From the entries below, gather every line containing the string "ŻYWIENIA".

Supplied information:

········

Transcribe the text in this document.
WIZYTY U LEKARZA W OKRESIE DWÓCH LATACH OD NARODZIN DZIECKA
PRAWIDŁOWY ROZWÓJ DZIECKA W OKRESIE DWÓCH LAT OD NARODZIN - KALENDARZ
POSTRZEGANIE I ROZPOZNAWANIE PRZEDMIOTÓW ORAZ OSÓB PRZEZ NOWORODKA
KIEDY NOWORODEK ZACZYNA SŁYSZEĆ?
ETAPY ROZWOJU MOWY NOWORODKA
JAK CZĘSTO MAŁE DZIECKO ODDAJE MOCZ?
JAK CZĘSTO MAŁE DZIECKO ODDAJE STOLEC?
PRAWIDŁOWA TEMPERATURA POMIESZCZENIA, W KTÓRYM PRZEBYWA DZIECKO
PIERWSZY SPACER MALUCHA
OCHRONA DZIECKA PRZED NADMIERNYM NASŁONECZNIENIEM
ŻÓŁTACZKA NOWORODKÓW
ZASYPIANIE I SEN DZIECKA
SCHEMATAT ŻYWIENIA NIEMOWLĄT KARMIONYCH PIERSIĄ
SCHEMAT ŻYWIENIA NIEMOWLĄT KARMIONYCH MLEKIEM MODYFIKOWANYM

········

Finished task:
SCHEMATAT ŻYWIENIA NIEMOWLĄT KARMIONYCH PIERSIĄ
SCHEMAT ŻYWIENIA NIEMOWLĄT KARMIONYCH MLEKIEM MODYFIKOWANYM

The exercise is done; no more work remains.